Among the lines listed below, count those that include the string "Funding", and state only the count.

Data to use –
++++
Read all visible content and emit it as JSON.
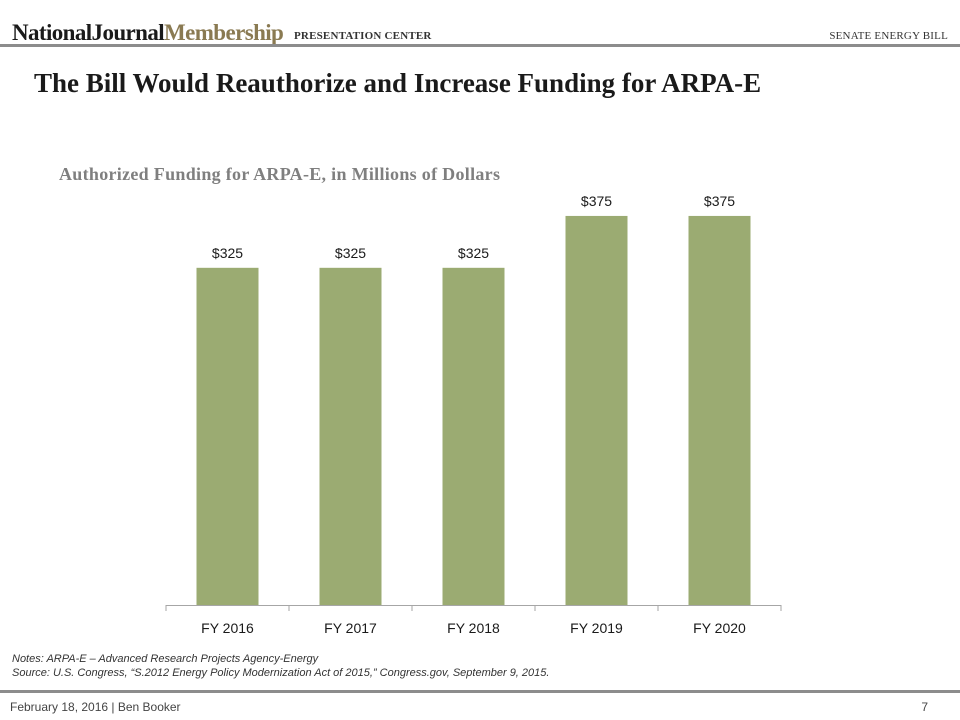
{
  "header": {
    "logo_part1": "NationalJournal",
    "logo_part2": "Membership",
    "section": "PRESENTATION CENTER",
    "topic": "SENATE ENERGY BILL"
  },
  "slide": {
    "title": "The Bill Would Reauthorize and Increase Funding for ARPA-E"
  },
  "chart_data": {
    "type": "bar",
    "title": "Authorized Funding for ARPA-E, in Millions of Dollars",
    "categories": [
      "FY 2016",
      "FY 2017",
      "FY 2018",
      "FY 2019",
      "FY 2020"
    ],
    "values": [
      325,
      325,
      325,
      375,
      375
    ],
    "data_labels": [
      "$325",
      "$325",
      "$325",
      "$375",
      "$375"
    ],
    "bar_color": "#9bab72",
    "ylim": [
      0,
      400
    ],
    "grid": false,
    "legend": "none",
    "xlabel": "",
    "ylabel": ""
  },
  "notes": {
    "line1": "Notes: ARPA-E – Advanced Research Projects Agency-Energy",
    "line2": "Source: U.S. Congress, “S.2012 Energy Policy Modernization  Act of 2015,” Congress.gov,  September 9, 2015."
  },
  "footer": {
    "left": "February  18, 2016  |  Ben Booker",
    "page": "7"
  }
}
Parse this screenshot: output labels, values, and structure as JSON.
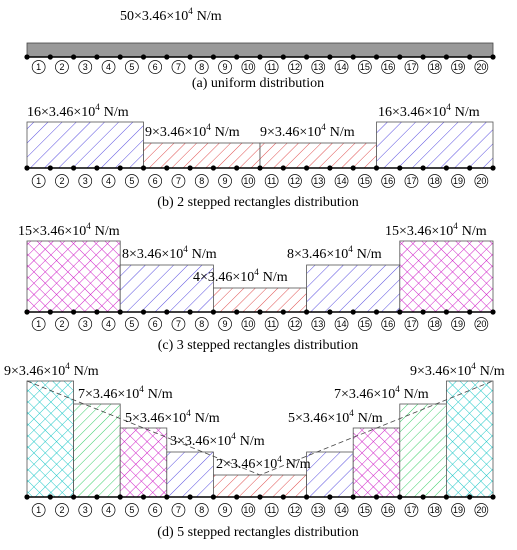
{
  "nodes": [
    "1",
    "2",
    "3",
    "4",
    "5",
    "6",
    "7",
    "8",
    "9",
    "10",
    "11",
    "12",
    "13",
    "14",
    "15",
    "16",
    "17",
    "18",
    "19",
    "20"
  ],
  "panels": [
    {
      "caption": "(a) uniform distribution",
      "labels": [
        {
          "text": "50×3.46×10",
          "sup": "4",
          "unit": "N/m"
        }
      ]
    },
    {
      "caption": "(b) 2 stepped rectangles distribution",
      "labels": [
        {
          "text": "16×3.46×10",
          "sup": "4",
          "unit": "N/m"
        },
        {
          "text": "9×3.46×10",
          "sup": "4",
          "unit": "N/m"
        },
        {
          "text": "9×3.46×10",
          "sup": "4",
          "unit": "N/m"
        },
        {
          "text": "16×3.46×10",
          "sup": "4",
          "unit": "N/m"
        }
      ]
    },
    {
      "caption": "(c) 3 stepped rectangles distribution",
      "labels": [
        {
          "text": "15×3.46×10",
          "sup": "4",
          "unit": "N/m"
        },
        {
          "text": "8×3.46×10",
          "sup": "4",
          "unit": "N/m"
        },
        {
          "text": "4×3.46×10",
          "sup": "4",
          "unit": "N/m"
        },
        {
          "text": "8×3.46×10",
          "sup": "4",
          "unit": "N/m"
        },
        {
          "text": "15×3.46×10",
          "sup": "4",
          "unit": "N/m"
        }
      ]
    },
    {
      "caption": "(d) 5 stepped rectangles distribution",
      "labels": [
        {
          "text": "9×3.46×10",
          "sup": "4",
          "unit": "N/m"
        },
        {
          "text": "7×3.46×10",
          "sup": "4",
          "unit": "N/m"
        },
        {
          "text": "5×3.46×10",
          "sup": "4",
          "unit": "N/m"
        },
        {
          "text": "3×3.46×10",
          "sup": "4",
          "unit": "N/m"
        },
        {
          "text": "2×3.46×10",
          "sup": "4",
          "unit": "N/m"
        },
        {
          "text": "5×3.46×10",
          "sup": "4",
          "unit": "N/m"
        },
        {
          "text": "7×3.46×10",
          "sup": "4",
          "unit": "N/m"
        },
        {
          "text": "9×3.46×10",
          "sup": "4",
          "unit": "N/m"
        }
      ]
    }
  ]
}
++++
The reply –
2